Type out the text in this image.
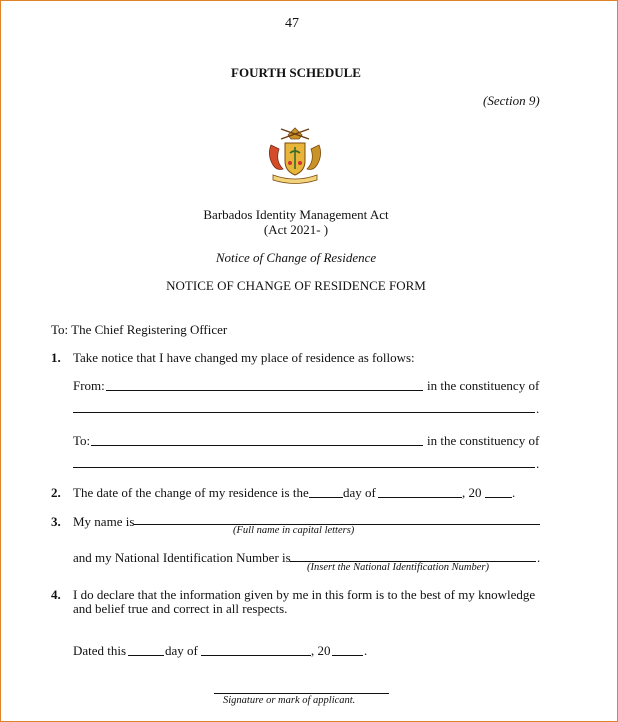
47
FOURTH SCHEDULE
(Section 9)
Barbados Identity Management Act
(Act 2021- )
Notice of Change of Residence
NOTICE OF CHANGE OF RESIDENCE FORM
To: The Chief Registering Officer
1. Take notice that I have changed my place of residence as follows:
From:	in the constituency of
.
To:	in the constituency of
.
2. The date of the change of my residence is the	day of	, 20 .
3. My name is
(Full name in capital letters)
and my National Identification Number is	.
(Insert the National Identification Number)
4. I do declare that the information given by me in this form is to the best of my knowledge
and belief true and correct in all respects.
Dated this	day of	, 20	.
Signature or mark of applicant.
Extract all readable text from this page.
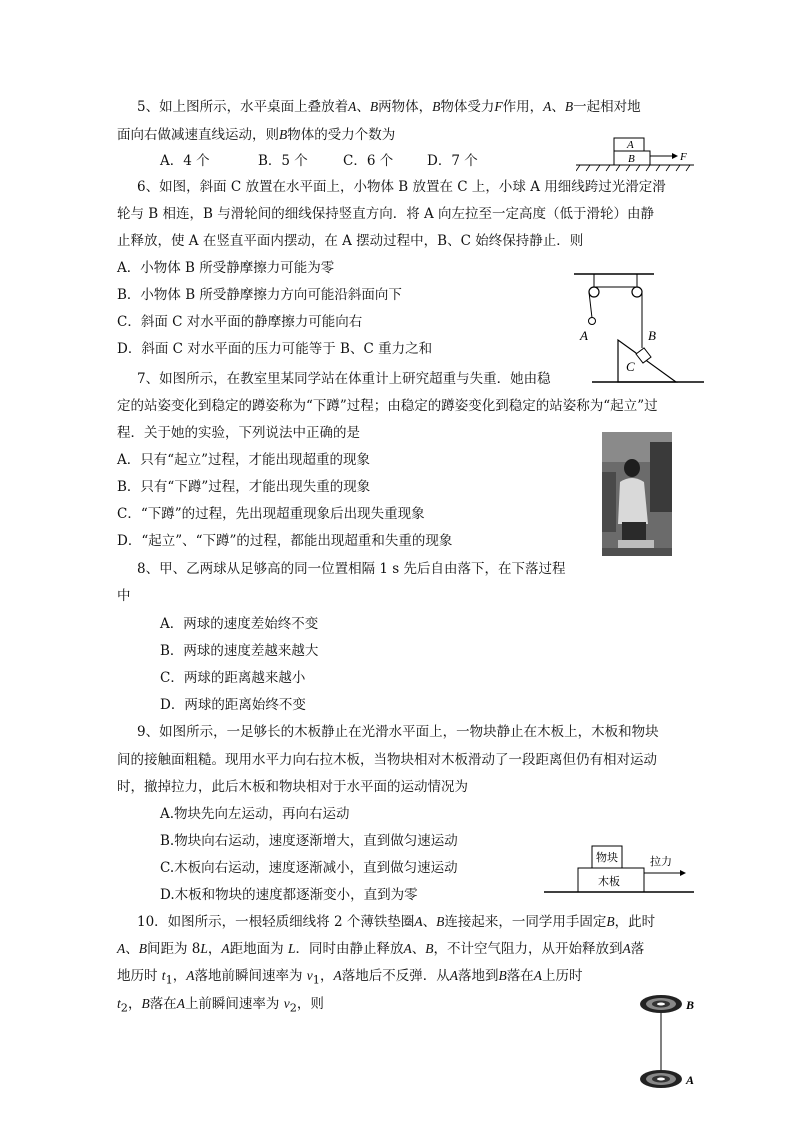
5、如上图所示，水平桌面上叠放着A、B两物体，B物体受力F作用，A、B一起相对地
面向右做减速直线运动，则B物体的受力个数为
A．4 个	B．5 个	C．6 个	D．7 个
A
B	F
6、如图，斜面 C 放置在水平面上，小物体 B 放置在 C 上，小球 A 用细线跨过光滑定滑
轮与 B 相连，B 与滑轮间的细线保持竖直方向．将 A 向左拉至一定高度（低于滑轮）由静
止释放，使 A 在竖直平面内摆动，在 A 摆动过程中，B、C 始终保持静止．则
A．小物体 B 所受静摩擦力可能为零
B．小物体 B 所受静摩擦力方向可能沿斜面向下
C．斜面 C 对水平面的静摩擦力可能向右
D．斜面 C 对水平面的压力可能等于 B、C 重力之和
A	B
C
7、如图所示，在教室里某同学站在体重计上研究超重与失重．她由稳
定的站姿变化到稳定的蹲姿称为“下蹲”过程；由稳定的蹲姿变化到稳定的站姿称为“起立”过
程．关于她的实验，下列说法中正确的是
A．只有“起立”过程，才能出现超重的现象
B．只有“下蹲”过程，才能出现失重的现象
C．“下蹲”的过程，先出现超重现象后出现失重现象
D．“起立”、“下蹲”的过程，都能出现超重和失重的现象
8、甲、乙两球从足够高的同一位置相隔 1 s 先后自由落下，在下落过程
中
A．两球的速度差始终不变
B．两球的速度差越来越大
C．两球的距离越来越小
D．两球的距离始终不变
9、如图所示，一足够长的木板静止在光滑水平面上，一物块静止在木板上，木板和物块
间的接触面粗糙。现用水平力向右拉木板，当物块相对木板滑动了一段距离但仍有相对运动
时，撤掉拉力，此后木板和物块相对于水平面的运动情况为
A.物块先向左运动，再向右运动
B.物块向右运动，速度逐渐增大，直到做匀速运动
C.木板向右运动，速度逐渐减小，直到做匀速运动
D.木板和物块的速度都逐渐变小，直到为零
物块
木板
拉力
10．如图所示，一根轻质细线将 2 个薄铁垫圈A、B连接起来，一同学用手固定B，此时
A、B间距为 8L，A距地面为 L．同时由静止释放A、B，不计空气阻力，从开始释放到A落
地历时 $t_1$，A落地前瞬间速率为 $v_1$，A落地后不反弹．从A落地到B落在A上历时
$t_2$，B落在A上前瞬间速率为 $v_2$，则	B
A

...

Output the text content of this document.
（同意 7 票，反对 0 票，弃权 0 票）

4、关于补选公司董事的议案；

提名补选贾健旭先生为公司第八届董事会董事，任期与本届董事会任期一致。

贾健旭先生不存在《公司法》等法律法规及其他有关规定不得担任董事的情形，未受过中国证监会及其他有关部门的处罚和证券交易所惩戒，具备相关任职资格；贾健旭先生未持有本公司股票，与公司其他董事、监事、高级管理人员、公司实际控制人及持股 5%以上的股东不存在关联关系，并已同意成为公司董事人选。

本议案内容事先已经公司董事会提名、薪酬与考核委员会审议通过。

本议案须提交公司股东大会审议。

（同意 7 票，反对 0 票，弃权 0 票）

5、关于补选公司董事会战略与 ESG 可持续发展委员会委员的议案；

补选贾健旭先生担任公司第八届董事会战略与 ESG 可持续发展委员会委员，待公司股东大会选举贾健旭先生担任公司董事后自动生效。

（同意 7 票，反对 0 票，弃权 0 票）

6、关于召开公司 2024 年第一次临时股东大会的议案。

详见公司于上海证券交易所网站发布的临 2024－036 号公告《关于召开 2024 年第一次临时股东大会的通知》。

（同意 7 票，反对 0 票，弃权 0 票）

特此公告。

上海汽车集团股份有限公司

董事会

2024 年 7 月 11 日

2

PROMPT
Return each line where "Number" shows up.

RESULT OF THE TASK
and my National Identification Number is	.
(Insert the National Identification Number)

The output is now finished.